» **Records about charts and figures**:
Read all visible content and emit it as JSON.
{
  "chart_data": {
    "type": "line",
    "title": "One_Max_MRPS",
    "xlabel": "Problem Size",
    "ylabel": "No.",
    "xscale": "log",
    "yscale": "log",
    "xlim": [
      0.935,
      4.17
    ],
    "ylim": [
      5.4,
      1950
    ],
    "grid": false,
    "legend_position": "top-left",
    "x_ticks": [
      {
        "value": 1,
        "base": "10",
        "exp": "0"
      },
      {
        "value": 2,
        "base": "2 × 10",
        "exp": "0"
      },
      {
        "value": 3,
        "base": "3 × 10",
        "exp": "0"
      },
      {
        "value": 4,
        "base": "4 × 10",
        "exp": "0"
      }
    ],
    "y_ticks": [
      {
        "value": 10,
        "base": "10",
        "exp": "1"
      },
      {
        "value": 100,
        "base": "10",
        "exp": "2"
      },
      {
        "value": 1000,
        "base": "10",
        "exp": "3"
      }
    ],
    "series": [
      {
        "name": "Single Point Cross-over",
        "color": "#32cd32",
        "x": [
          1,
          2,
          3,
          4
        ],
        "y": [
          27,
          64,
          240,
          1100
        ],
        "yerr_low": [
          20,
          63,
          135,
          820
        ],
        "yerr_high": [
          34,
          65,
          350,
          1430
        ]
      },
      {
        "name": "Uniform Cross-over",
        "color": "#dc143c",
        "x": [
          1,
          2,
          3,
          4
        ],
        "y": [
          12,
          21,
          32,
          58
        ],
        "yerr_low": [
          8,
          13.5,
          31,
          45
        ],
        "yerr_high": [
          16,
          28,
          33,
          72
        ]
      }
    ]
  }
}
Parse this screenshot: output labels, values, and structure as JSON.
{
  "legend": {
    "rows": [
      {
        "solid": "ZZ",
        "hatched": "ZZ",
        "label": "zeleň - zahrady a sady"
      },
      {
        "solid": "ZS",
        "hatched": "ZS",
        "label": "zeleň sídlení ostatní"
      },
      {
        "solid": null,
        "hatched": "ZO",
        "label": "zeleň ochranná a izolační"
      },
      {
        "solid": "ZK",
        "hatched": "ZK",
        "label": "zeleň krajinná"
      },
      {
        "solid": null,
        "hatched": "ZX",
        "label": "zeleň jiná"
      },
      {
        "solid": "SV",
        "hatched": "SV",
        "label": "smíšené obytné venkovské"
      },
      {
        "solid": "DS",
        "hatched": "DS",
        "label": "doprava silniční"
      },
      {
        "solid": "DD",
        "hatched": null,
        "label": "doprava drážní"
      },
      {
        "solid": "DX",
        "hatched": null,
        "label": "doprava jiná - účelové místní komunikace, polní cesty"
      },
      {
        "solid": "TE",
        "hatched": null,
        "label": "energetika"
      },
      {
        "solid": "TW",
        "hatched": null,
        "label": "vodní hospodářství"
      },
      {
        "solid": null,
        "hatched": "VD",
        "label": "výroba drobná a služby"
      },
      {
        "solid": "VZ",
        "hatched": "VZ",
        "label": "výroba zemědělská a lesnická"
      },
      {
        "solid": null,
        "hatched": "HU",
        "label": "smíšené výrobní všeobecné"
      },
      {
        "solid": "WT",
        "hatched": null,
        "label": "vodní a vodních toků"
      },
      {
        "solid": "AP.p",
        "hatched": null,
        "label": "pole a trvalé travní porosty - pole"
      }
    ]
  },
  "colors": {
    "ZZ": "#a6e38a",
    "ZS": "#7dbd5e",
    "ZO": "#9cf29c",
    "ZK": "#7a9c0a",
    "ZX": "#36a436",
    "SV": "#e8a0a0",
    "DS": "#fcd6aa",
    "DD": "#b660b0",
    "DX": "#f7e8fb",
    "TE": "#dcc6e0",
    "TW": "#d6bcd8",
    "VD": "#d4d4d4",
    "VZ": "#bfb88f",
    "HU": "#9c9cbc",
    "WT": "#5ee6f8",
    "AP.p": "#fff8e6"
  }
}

» **WORK TO COMPLETE**:
The records above are to be copied in full, exactly as written.

» **WRITTEN SOLUTION**:
Read all visible content and emit it as JSON.
{
  "chart_data": {
    "type": "line",
    "title": "One_Max_MRPS",
    "xlabel": "Problem Size",
    "ylabel": "No.",
    "xscale": "log",
    "yscale": "log",
    "xlim": [
      0.935,
      4.17
    ],
    "ylim": [
      5.4,
      1950
    ],
    "grid": false,
    "legend_position": "top-left",
    "x_ticks": [
      {
        "value": 1,
        "base": "10",
        "exp": "0"
      },
      {
        "value": 2,
        "base": "2 × 10",
        "exp": "0"
      },
      {
        "value": 3,
        "base": "3 × 10",
        "exp": "0"
      },
      {
        "value": 4,
        "base": "4 × 10",
        "exp": "0"
      }
    ],
    "y_ticks": [
      {
        "value": 10,
        "base": "10",
        "exp": "1"
      },
      {
        "value": 100,
        "base": "10",
        "exp": "2"
      },
      {
        "value": 1000,
        "base": "10",
        "exp": "3"
      }
    ],
    "series": [
      {
        "name": "Single Point Cross-over",
        "color": "#32cd32",
        "x": [
          1,
          2,
          3,
          4
        ],
        "y": [
          27,
          64,
          240,
          1100
        ],
        "yerr_low": [
          20,
          63,
          135,
          820
        ],
        "yerr_high": [
          34,
          65,
          350,
          1430
        ]
      },
      {
        "name": "Uniform Cross-over",
        "color": "#dc143c",
        "x": [
          1,
          2,
          3,
          4
        ],
        "y": [
          12,
          21,
          32,
          58
        ],
        "yerr_low": [
          8,
          13.5,
          31,
          45
        ],
        "yerr_high": [
          16,
          28,
          33,
          72
        ]
      }
    ]
  }
}
Parse this screenshot: output labels, values, and structure as JSON.
{
  "legend": {
    "rows": [
      {
        "solid": "ZZ",
        "hatched": "ZZ",
        "label": "zeleň - zahrady a sady"
      },
      {
        "solid": "ZS",
        "hatched": "ZS",
        "label": "zeleň sídlení ostatní"
      },
      {
        "solid": null,
        "hatched": "ZO",
        "label": "zeleň ochranná a izolační"
      },
      {
        "solid": "ZK",
        "hatched": "ZK",
        "label": "zeleň krajinná"
      },
      {
        "solid": null,
        "hatched": "ZX",
        "label": "zeleň jiná"
      },
      {
        "solid": "SV",
        "hatched": "SV",
        "label": "smíšené obytné venkovské"
      },
      {
        "solid": "DS",
        "hatched": "DS",
        "label": "doprava silniční"
      },
      {
        "solid": "DD",
        "hatched": null,
        "label": "doprava drážní"
      },
      {
        "solid": "DX",
        "hatched": null,
        "label": "doprava jiná - účelové místní komunikace, polní cesty"
      },
      {
        "solid": "TE",
        "hatched": null,
        "label": "energetika"
      },
      {
        "solid": "TW",
        "hatched": null,
        "label": "vodní hospodářství"
      },
      {
        "solid": null,
        "hatched": "VD",
        "label": "výroba drobná a služby"
      },
      {
        "solid": "VZ",
        "hatched": "VZ",
        "label": "výroba zemědělská a lesnická"
      },
      {
        "solid": null,
        "hatched": "HU",
        "label": "smíšené výrobní všeobecné"
      },
      {
        "solid": "WT",
        "hatched": null,
        "label": "vodní a vodních toků"
      },
      {
        "solid": "AP.p",
        "hatched": null,
        "label": "pole a trvalé travní porosty - pole"
      }
    ]
  },
  "colors": {
    "ZZ": "#a6e38a",
    "ZS": "#7dbd5e",
    "ZO": "#9cf29c",
    "ZK": "#7a9c0a",
    "ZX": "#36a436",
    "SV": "#e8a0a0",
    "DS": "#fcd6aa",
    "DD": "#b660b0",
    "DX": "#f7e8fb",
    "TE": "#dcc6e0",
    "TW": "#d6bcd8",
    "VD": "#d4d4d4",
    "VZ": "#bfb88f",
    "HU": "#9c9cbc",
    "WT": "#5ee6f8",
    "AP.p": "#fff8e6"
  }
}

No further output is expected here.